**Task statement**
Copy the following items verbatim, reproducing every line without any change.

□ □ □

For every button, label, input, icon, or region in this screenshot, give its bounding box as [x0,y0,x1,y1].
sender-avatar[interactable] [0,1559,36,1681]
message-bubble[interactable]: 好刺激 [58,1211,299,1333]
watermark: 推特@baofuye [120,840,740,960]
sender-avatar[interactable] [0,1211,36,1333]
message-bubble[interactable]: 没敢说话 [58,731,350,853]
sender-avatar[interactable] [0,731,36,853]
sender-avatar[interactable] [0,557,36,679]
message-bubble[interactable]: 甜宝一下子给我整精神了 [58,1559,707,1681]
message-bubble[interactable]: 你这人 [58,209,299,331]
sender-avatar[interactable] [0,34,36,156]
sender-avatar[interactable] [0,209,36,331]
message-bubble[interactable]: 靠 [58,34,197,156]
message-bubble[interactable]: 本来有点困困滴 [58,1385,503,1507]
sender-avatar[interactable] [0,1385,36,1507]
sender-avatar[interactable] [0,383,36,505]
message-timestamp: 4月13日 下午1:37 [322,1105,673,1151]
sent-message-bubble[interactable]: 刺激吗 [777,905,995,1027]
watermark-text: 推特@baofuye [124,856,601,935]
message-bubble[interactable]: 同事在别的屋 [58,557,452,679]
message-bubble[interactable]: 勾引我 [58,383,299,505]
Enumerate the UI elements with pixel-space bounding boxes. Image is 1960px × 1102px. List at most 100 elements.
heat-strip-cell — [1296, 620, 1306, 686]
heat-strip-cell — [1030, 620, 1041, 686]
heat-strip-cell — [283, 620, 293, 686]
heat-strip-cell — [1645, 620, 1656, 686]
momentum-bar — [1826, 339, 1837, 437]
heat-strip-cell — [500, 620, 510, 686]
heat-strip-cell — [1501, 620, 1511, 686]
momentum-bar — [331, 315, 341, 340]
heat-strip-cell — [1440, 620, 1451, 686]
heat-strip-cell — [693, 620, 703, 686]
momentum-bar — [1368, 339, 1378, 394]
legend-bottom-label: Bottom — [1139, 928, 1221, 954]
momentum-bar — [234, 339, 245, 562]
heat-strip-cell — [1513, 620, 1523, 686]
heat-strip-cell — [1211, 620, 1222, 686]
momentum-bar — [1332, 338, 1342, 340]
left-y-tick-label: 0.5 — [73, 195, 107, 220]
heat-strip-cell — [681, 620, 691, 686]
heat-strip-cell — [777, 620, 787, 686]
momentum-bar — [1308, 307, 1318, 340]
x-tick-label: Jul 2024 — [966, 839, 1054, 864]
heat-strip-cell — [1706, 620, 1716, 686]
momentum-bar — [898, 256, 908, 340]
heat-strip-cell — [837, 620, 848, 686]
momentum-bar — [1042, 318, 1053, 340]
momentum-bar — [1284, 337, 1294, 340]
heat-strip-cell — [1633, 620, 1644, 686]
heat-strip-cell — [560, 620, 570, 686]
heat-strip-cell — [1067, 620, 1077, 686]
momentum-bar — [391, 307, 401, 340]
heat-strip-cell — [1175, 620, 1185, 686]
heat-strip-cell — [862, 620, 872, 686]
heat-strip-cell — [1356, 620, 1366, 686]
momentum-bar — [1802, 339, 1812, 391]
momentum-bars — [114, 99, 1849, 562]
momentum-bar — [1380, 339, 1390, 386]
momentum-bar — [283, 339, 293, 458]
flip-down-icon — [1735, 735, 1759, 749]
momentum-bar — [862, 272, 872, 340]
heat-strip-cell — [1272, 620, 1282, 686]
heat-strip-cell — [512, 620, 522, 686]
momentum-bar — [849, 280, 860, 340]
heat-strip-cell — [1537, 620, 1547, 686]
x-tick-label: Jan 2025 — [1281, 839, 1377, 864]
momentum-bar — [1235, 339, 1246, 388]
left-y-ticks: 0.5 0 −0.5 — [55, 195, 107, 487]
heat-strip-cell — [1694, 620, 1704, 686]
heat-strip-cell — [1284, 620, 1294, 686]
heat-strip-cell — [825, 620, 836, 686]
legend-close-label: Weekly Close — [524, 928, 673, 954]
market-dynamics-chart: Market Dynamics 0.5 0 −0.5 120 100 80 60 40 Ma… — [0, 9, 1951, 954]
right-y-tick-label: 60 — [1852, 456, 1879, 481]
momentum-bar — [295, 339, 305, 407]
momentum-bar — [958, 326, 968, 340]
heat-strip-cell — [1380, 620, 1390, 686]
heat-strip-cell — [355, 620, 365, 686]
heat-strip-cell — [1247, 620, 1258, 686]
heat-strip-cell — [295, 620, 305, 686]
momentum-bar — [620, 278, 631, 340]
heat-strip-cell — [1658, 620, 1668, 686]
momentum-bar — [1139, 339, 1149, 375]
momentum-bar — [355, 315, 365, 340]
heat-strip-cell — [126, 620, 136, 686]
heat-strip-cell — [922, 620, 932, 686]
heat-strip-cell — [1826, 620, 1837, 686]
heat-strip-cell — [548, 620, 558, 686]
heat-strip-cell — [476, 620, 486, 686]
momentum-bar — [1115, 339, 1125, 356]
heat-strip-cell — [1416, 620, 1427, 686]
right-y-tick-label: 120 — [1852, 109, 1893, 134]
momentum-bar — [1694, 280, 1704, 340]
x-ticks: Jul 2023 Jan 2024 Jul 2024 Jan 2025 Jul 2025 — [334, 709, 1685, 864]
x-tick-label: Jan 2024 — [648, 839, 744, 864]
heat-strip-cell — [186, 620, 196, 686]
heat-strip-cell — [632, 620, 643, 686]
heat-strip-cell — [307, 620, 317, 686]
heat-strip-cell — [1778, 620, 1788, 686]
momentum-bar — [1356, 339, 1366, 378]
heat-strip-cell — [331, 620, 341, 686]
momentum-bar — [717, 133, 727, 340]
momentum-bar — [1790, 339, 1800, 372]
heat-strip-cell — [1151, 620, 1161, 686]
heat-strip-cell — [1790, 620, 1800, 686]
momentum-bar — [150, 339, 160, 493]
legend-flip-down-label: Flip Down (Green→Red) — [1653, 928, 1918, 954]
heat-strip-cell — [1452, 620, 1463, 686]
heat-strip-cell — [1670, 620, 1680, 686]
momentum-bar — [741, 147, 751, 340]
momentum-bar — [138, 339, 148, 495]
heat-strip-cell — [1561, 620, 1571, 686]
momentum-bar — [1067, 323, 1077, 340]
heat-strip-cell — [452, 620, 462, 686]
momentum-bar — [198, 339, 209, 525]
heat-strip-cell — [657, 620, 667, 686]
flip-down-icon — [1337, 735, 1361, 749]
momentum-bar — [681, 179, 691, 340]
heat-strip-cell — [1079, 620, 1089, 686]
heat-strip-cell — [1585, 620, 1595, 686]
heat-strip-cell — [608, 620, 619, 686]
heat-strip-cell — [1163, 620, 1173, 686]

□ □ □

**The reply**
For every button, label, input, icon, or region in this screenshot, give its bounding box as [x0,y0,x1,y1].
sender-avatar[interactable] [0,1559,36,1681]
message-bubble[interactable]: 好刺激 [58,1211,299,1333]
watermark: 推特@baofuye [120,840,740,960]
sender-avatar[interactable] [0,1211,36,1333]
message-bubble[interactable]: 没敢说话 [58,731,350,853]
sender-avatar[interactable] [0,731,36,853]
sender-avatar[interactable] [0,557,36,679]
message-bubble[interactable]: 甜宝一下子给我整精神了 [58,1559,707,1681]
message-bubble[interactable]: 你这人 [58,209,299,331]
sender-avatar[interactable] [0,34,36,156]
sender-avatar[interactable] [0,209,36,331]
message-bubble[interactable]: 靠 [58,34,197,156]
message-bubble[interactable]: 本来有点困困滴 [58,1385,503,1507]
sender-avatar[interactable] [0,1385,36,1507]
sender-avatar[interactable] [0,383,36,505]
message-timestamp: 4月13日 下午1:37 [322,1105,673,1151]
sent-message-bubble[interactable]: 刺激吗 [777,905,995,1027]
watermark-text: 推特@baofuye [124,856,601,935]
message-bubble[interactable]: 同事在别的屋 [58,557,452,679]
message-bubble[interactable]: 勾引我 [58,383,299,505]
Enumerate the UI elements with pixel-space bounding boxes. Image is 1960px × 1102px. List at most 100 elements.
heat-strip-cell — [1296, 620, 1306, 686]
heat-strip-cell — [1030, 620, 1041, 686]
heat-strip-cell — [283, 620, 293, 686]
heat-strip-cell — [1645, 620, 1656, 686]
momentum-bar — [1826, 339, 1837, 437]
heat-strip-cell — [500, 620, 510, 686]
heat-strip-cell — [1501, 620, 1511, 686]
momentum-bar — [331, 315, 341, 340]
heat-strip-cell — [1440, 620, 1451, 686]
heat-strip-cell — [693, 620, 703, 686]
momentum-bar — [1368, 339, 1378, 394]
legend-bottom-label: Bottom — [1139, 928, 1221, 954]
momentum-bar — [234, 339, 245, 562]
heat-strip-cell — [1513, 620, 1523, 686]
heat-strip-cell — [1211, 620, 1222, 686]
momentum-bar — [1332, 338, 1342, 340]
left-y-tick-label: 0.5 — [73, 195, 107, 220]
heat-strip-cell — [681, 620, 691, 686]
heat-strip-cell — [777, 620, 787, 686]
momentum-bar — [1308, 307, 1318, 340]
x-tick-label: Jul 2024 — [966, 839, 1054, 864]
heat-strip-cell — [1706, 620, 1716, 686]
momentum-bar — [898, 256, 908, 340]
heat-strip-cell — [837, 620, 848, 686]
momentum-bar — [1042, 318, 1053, 340]
momentum-bar — [1284, 337, 1294, 340]
heat-strip-cell — [1633, 620, 1644, 686]
heat-strip-cell — [560, 620, 570, 686]
heat-strip-cell — [1067, 620, 1077, 686]
momentum-bar — [391, 307, 401, 340]
heat-strip-cell — [1175, 620, 1185, 686]
heat-strip-cell — [862, 620, 872, 686]
heat-strip-cell — [1356, 620, 1366, 686]
momentum-bar — [1802, 339, 1812, 391]
momentum-bars — [114, 99, 1849, 562]
momentum-bar — [1380, 339, 1390, 386]
momentum-bar — [283, 339, 293, 458]
flip-down-icon — [1735, 735, 1759, 749]
momentum-bar — [862, 272, 872, 340]
heat-strip-cell — [1272, 620, 1282, 686]
heat-strip-cell — [512, 620, 522, 686]
momentum-bar — [849, 280, 860, 340]
heat-strip-cell — [1537, 620, 1547, 686]
x-tick-label: Jan 2025 — [1281, 839, 1377, 864]
momentum-bar — [1235, 339, 1246, 388]
left-y-ticks: 0.5 0 −0.5 — [55, 195, 107, 487]
heat-strip-cell — [1694, 620, 1704, 686]
heat-strip-cell — [1284, 620, 1294, 686]
heat-strip-cell — [825, 620, 836, 686]
legend-close-label: Weekly Close — [524, 928, 673, 954]
market-dynamics-chart: Market Dynamics 0.5 0 −0.5 120 100 80 60 40 Ma… — [0, 9, 1951, 954]
right-y-tick-label: 60 — [1852, 456, 1879, 481]
momentum-bar — [295, 339, 305, 407]
momentum-bar — [958, 326, 968, 340]
heat-strip-cell — [1380, 620, 1390, 686]
heat-strip-cell — [355, 620, 365, 686]
heat-strip-cell — [1247, 620, 1258, 686]
heat-strip-cell — [295, 620, 305, 686]
momentum-bar — [620, 278, 631, 340]
heat-strip-cell — [1658, 620, 1668, 686]
momentum-bar — [1139, 339, 1149, 375]
momentum-bar — [355, 315, 365, 340]
heat-strip-cell — [126, 620, 136, 686]
heat-strip-cell — [922, 620, 932, 686]
heat-strip-cell — [1826, 620, 1837, 686]
heat-strip-cell — [548, 620, 558, 686]
heat-strip-cell — [476, 620, 486, 686]
momentum-bar — [1115, 339, 1125, 356]
heat-strip-cell — [1416, 620, 1427, 686]
right-y-tick-label: 120 — [1852, 109, 1893, 134]
momentum-bar — [1694, 280, 1704, 340]
x-ticks: Jul 2023 Jan 2024 Jul 2024 Jan 2025 Jul 2025 — [334, 709, 1685, 864]
x-tick-label: Jan 2024 — [648, 839, 744, 864]
heat-strip-cell — [186, 620, 196, 686]
heat-strip-cell — [632, 620, 643, 686]
heat-strip-cell — [307, 620, 317, 686]
heat-strip-cell — [1778, 620, 1788, 686]
momentum-bar — [1356, 339, 1366, 378]
heat-strip-cell — [331, 620, 341, 686]
momentum-bar — [717, 133, 727, 340]
momentum-bar — [1790, 339, 1800, 372]
heat-strip-cell — [1151, 620, 1161, 686]
heat-strip-cell — [1790, 620, 1800, 686]
momentum-bar — [150, 339, 160, 493]
legend-flip-down-label: Flip Down (Green→Red) — [1653, 928, 1918, 954]
heat-strip-cell — [1452, 620, 1463, 686]
heat-strip-cell — [1670, 620, 1680, 686]
momentum-bar — [741, 147, 751, 340]
momentum-bar — [138, 339, 148, 495]
heat-strip-cell — [1561, 620, 1571, 686]
momentum-bar — [1067, 323, 1077, 340]
heat-strip-cell — [452, 620, 462, 686]
momentum-bar — [198, 339, 209, 525]
heat-strip-cell — [657, 620, 667, 686]
flip-down-icon — [1337, 735, 1361, 749]
momentum-bar — [681, 179, 691, 340]
heat-strip-cell — [1079, 620, 1089, 686]
heat-strip-cell — [1585, 620, 1595, 686]
heat-strip-cell — [608, 620, 619, 686]
heat-strip-cell — [1163, 620, 1173, 686]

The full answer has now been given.